DATA SUPPLIED ::
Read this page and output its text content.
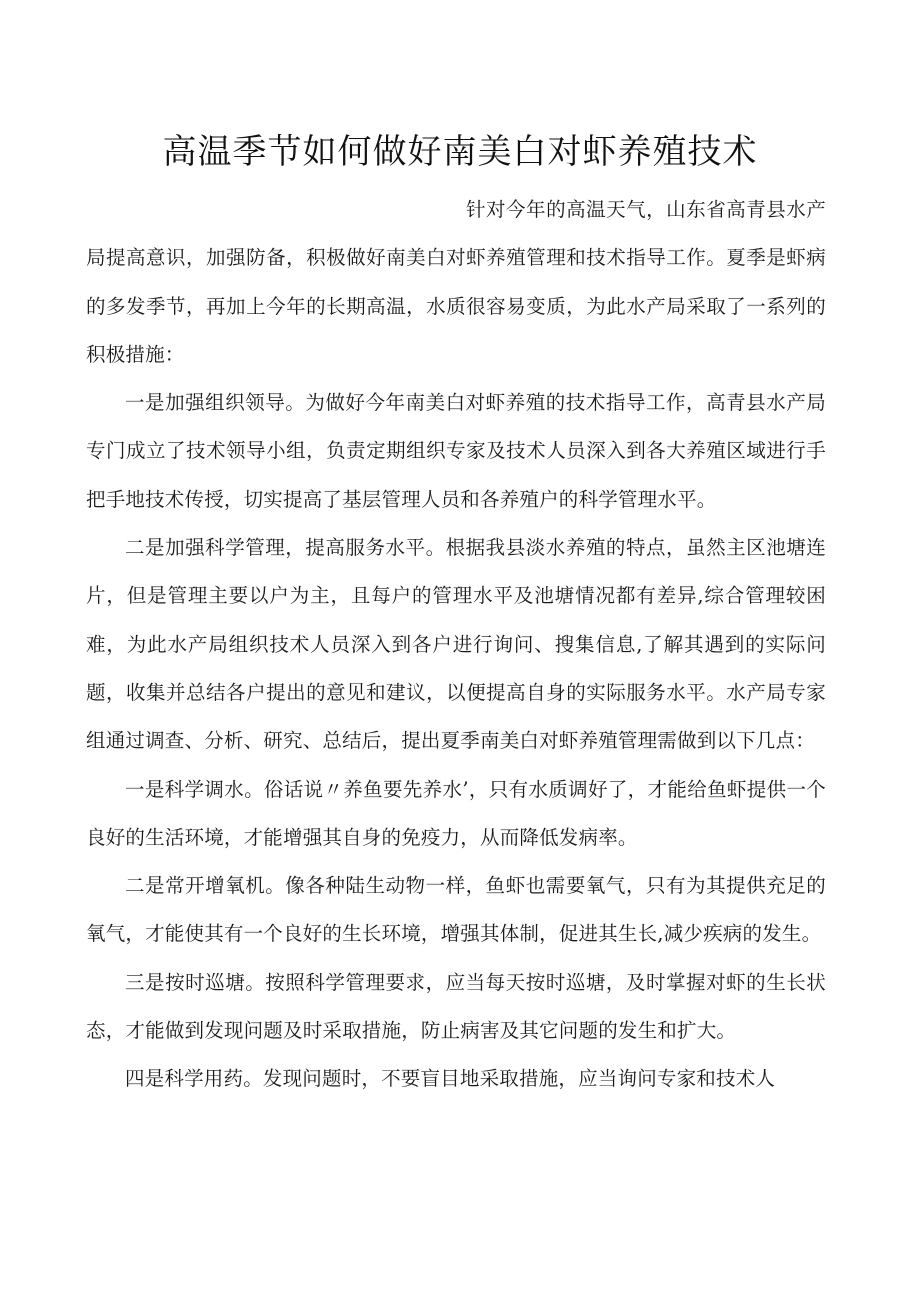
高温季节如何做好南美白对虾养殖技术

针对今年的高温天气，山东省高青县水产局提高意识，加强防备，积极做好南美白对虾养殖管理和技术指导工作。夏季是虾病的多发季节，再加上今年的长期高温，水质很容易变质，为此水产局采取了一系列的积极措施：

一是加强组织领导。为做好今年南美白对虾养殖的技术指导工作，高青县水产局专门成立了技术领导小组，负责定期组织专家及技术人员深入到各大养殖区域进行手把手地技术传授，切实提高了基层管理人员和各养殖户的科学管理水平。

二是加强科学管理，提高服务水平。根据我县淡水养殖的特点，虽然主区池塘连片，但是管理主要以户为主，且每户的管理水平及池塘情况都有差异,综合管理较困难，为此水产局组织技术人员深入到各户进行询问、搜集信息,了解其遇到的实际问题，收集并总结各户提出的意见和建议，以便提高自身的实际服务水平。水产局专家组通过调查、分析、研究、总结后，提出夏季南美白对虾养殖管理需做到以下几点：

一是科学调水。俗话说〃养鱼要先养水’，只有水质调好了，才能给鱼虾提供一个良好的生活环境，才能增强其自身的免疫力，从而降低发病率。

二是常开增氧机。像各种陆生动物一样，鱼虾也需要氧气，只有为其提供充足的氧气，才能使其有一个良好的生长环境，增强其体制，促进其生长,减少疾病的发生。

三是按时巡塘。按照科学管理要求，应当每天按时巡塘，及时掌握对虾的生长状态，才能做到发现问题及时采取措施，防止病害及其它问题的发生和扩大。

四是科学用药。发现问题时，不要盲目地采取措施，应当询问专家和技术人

...

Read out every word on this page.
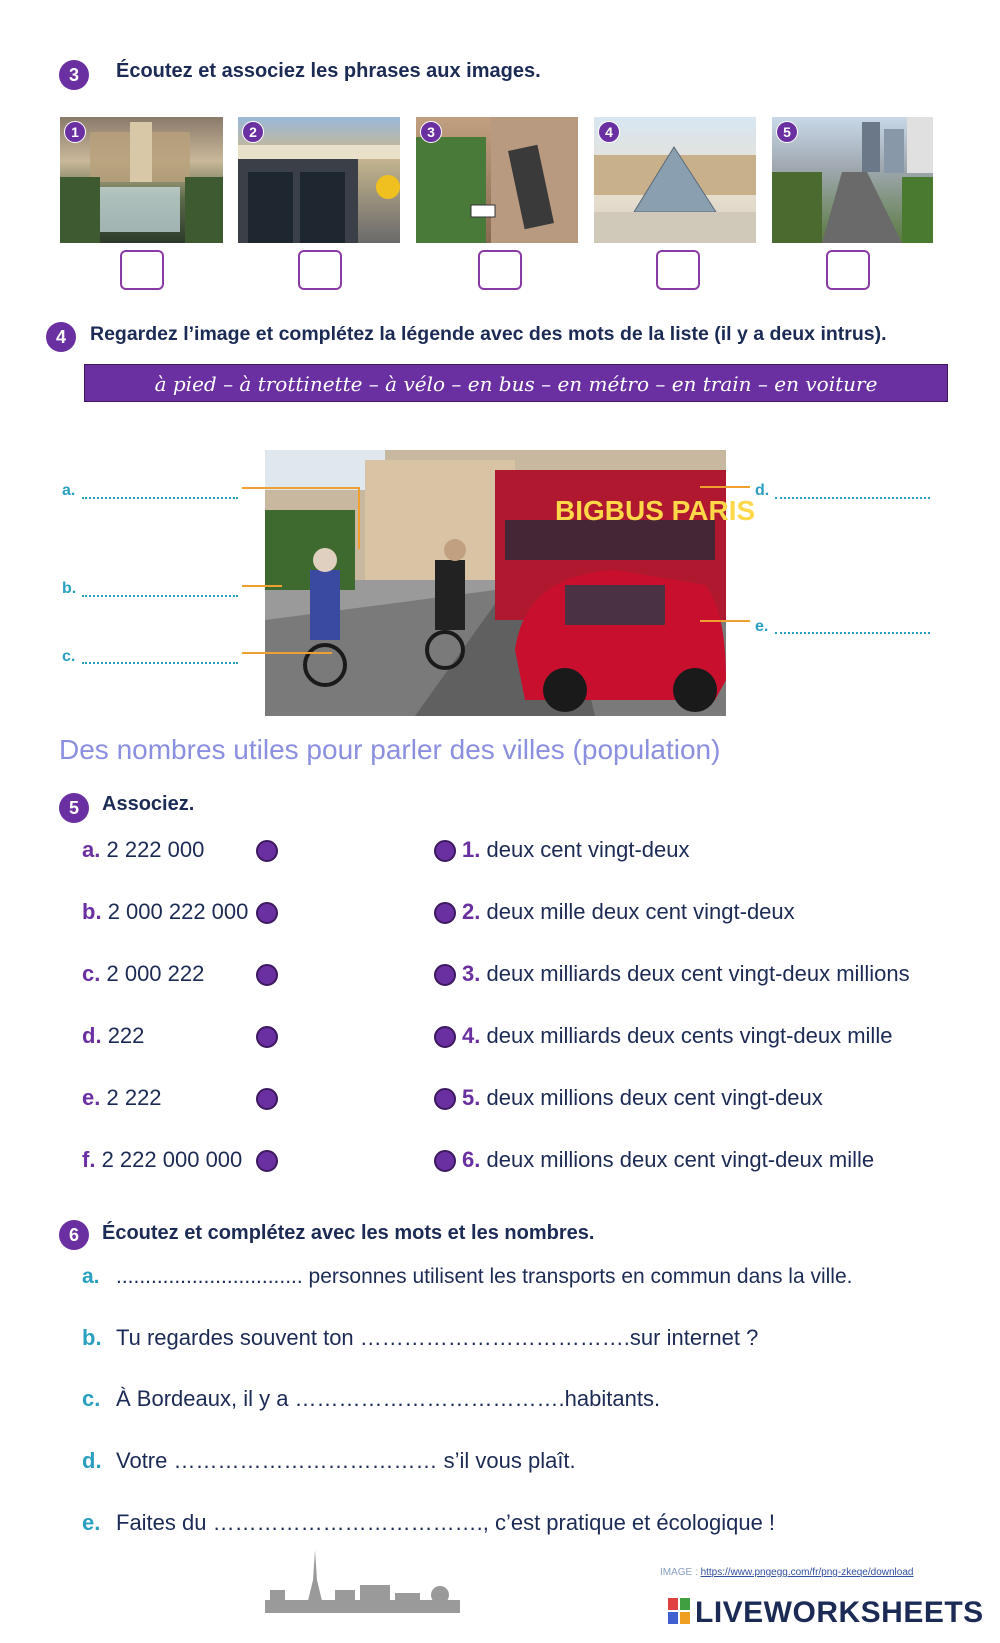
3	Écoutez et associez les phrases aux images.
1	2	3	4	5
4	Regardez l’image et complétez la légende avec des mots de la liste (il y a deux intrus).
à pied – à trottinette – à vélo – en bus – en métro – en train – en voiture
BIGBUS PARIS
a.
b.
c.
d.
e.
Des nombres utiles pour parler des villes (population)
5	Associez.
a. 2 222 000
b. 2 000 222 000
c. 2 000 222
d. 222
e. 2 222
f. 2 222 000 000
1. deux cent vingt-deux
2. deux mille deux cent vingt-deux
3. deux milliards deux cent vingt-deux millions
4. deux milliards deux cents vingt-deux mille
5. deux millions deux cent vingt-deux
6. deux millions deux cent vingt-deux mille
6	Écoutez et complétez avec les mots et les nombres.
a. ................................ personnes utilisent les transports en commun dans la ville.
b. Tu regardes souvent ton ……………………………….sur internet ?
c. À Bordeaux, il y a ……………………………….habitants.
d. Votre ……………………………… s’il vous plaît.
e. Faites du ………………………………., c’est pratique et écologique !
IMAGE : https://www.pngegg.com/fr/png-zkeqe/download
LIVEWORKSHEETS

PROBLEM :: Check each line of the data above for the string "milliards" and report only how many lines have it.

THE RESULT :: 2